本文 —
========================

指導目標に関する対象児の実態(ベースライン)
自由遊びの時間は,校内のスイッチを確認して回ったり,体育館で昼休みに行われている「パラパラ」を見ていたりする。スケジュールの中に「ブランコ」や「トランポリン」の写真カードを入れておくとその遊具の場所に移動して遊ぶことができる。タイムログで「終わり」を理解することができ,次の活動に移ることができる。

1回目は,身体ガイダンスが必要であった。2回目は,選択した遊びの場所に移動して遊ぶことはできた。

般化場面
(1)学校:指導者以外の教師にカードを手渡す

指導場面
2時間目終了後の自由遊び時間

指導手続
ベースライン
 (1)スケジュールボードから指導者の写真カードをはがす。
 (2)写真カードを指導者に手渡す。
 (3)指導者から示されたメニューボードから遊びのカード(1枚)をはがす。指導者は「何で遊ぶ?」の声かけ。
 (4)遊びのカードを指導者に手渡す。
 (5)選択した遊びの場所に移動して遊ぶ。

 対象児の行動を以上5点についてチェックする。10秒たってもできない場合は,身体的ガイダンスを用いる。遊びの終わりは自由とする。
    

訓練期
介入1
 (1)スケジュールボードから指導者の写真カードをはがす。
 (2)写真カードを指導者に手渡す。
 (3)指導者からメニューボードを示され「何で遊ぶ」の声かけをされると,メニューボードから遊びのカード(1枚)をはがす。 
 (4)遊びのカードを指導者に手渡す。
 (5)選択した遊びの場所に移動して遊ぶ。
対象児の行動を以上5点についてチェックする。

指導者は3秒たってもできない場合は,遊びカードを指さす。それでもできない場合は遊びカードの指さし+「ちょうだい」のサインと声かけ,手をメニューボードに導く+「ちょうだい」のサインと声かけ,手を取ってカードをはがさせカードも持った手を指導者の方に向ける+「ちょうだい」の声かけ,の順でプロンプトを行う。遊びの終わりは自由とするが,一つの遊びが5分を超えるときはタイムログで知らせ,トランジッションカードを渡す。 
                   
介入2
 (1)指導者がスケジュールボード横にあるメニューボードに遊びカード(1枚)を貼りながら「何で遊ぶ」の声かけをすると,メニューボードから,遊びカード(1枚)をはがす。
 (2)遊びのカードを指導者に手渡す。
 (3)選択した遊びの場所に移動して遊ぶ。
対象児の行動を以上3点についてチェックする。

指導者は「何で遊ぶ」と声かけをした後,2メートル程離れた位置に立つ。 
プロンプターは3秒たってもできない場合は,手渡しの写真カードを見せる。それでもできない場合は写真カード+「O先生に渡して」の声かけ,メニューボードから遊びカードをはがし子どもに手渡す+「O先生に渡して」の声かけ,手を取ってカードをはがさせカードを持った手を指導者の方に向ける+「O先生に渡して」の声かけ,の順でプロンプトを行う。遊びの終わりは自由とするが,一つの遊びが5分を超えるときはタイムログで知らせ,トランジッションカードを渡す。

========================

エントリー一覧 —

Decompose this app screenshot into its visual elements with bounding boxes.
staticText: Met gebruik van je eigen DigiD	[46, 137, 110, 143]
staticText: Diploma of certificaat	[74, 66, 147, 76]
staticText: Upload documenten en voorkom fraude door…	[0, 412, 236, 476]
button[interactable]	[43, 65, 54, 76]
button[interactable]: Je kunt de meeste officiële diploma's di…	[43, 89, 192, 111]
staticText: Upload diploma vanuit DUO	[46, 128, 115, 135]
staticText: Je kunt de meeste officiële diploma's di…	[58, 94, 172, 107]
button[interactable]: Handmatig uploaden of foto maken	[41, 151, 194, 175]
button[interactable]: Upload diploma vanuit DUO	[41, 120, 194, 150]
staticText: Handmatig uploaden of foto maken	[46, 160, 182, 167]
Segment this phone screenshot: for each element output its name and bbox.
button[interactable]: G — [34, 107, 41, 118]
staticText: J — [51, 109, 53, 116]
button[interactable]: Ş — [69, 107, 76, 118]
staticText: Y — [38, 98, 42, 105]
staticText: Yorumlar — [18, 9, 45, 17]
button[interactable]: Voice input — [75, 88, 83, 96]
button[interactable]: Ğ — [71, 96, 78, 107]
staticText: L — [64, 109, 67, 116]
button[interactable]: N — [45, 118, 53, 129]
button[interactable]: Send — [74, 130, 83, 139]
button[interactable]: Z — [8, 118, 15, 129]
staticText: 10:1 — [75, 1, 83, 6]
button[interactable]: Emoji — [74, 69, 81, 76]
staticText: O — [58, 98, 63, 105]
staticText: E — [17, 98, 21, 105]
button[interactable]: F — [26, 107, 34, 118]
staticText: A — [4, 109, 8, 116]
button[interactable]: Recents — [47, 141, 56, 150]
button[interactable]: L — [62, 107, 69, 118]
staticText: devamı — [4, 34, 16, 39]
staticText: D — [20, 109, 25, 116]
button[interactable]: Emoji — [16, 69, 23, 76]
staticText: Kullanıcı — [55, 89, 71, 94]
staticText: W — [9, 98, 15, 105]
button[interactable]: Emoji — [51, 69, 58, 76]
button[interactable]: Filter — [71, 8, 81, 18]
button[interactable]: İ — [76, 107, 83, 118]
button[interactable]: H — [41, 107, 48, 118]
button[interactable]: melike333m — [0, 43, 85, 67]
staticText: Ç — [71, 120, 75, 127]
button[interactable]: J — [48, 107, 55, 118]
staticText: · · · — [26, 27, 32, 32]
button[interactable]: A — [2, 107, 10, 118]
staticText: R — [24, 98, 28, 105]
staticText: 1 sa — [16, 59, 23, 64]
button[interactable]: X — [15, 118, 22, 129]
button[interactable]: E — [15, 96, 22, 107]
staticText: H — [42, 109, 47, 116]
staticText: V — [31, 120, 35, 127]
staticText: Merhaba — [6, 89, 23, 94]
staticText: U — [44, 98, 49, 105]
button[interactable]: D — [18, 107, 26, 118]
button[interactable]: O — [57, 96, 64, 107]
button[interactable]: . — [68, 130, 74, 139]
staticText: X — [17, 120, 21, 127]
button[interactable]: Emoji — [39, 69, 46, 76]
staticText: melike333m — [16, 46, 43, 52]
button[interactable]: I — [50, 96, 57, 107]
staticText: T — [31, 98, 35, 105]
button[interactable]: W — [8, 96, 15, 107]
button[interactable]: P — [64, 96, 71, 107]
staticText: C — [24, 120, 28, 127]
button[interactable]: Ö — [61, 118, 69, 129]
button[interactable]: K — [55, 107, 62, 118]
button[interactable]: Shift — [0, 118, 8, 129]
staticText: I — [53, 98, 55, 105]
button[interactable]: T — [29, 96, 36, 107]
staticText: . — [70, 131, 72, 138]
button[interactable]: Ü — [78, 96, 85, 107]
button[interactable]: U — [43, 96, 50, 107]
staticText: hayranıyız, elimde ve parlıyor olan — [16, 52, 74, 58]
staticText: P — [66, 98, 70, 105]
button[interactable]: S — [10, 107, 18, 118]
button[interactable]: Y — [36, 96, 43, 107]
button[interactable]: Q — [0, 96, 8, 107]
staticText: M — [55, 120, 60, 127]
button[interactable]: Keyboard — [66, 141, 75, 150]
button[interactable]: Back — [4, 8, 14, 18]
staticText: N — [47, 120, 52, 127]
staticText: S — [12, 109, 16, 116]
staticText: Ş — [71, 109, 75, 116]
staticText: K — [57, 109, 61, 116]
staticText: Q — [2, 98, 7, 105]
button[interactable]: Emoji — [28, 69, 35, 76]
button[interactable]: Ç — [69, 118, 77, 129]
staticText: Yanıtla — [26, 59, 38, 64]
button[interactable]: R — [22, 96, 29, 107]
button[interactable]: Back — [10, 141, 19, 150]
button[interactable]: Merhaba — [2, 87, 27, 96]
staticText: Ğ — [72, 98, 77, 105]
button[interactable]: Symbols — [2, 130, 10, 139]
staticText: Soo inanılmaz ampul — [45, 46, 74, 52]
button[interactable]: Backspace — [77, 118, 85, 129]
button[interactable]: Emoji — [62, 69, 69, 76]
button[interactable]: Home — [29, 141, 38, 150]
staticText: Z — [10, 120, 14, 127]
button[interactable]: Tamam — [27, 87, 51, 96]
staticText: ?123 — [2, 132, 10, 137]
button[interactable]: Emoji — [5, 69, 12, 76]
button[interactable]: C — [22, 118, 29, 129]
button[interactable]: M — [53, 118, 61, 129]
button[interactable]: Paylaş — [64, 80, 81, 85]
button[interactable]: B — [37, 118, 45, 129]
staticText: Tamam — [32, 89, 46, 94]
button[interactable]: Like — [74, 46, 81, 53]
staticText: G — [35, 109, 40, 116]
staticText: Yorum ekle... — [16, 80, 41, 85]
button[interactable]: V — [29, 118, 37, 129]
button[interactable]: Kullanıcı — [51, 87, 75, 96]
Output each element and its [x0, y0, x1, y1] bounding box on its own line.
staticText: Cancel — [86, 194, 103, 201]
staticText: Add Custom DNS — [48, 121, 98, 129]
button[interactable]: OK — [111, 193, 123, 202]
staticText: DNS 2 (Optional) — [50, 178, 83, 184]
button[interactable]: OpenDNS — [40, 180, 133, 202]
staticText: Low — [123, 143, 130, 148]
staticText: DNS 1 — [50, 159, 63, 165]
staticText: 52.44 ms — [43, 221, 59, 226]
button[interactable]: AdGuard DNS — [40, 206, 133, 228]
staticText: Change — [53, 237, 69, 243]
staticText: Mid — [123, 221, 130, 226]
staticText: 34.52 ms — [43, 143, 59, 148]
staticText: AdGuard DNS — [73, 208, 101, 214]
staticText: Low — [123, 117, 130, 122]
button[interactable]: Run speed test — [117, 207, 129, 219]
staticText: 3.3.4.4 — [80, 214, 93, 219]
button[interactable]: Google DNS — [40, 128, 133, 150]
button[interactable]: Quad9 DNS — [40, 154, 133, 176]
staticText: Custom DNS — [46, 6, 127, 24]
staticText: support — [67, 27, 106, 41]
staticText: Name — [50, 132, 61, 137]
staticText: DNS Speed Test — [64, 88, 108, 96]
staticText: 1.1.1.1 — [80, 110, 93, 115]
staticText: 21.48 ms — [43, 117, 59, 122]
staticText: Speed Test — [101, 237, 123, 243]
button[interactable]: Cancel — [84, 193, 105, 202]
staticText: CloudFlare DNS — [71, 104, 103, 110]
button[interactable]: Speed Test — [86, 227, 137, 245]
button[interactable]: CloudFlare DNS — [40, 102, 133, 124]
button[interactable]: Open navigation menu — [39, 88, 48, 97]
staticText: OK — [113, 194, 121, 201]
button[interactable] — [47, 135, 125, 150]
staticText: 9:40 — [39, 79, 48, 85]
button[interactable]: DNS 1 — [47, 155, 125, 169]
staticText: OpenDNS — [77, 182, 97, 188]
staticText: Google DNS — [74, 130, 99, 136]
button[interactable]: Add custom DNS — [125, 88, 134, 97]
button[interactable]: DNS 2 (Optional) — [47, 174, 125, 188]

========================

取り組む課題 —
本文のうち、「指導者は3秒たってもできない」で始まり「対象児の行動を以上3点についてチェックする。」で終わる部分を、一字一句変えずに返してください。

課題の解答 —
指導者は3秒たってもできない場合は,遊びカードを指さす。それでもできない場合は遊びカードの指さし+「ちょうだい」のサインと声かけ,手をメニューボードに導く+「ちょうだい」のサインと声かけ,手を取ってカードをはがさせカードも持った手を指導者の方に向ける+「ちょうだい」の声かけ,の順でプロンプトを行う。遊びの終わりは自由とするが,一つの遊びが5分を超えるときはタイムログで知らせ,トランジッションカードを渡す。 
                   
介入2
 (1)指導者がスケジュールボード横にあるメニューボードに遊びカード(1枚)を貼りながら「何で遊ぶ」の声かけをすると,メニューボードから,遊びカード(1枚)をはがす。
 (2)遊びのカードを指導者に手渡す。
 (3)選択した遊びの場所に移動して遊ぶ。
対象児の行動を以上3点についてチェックする。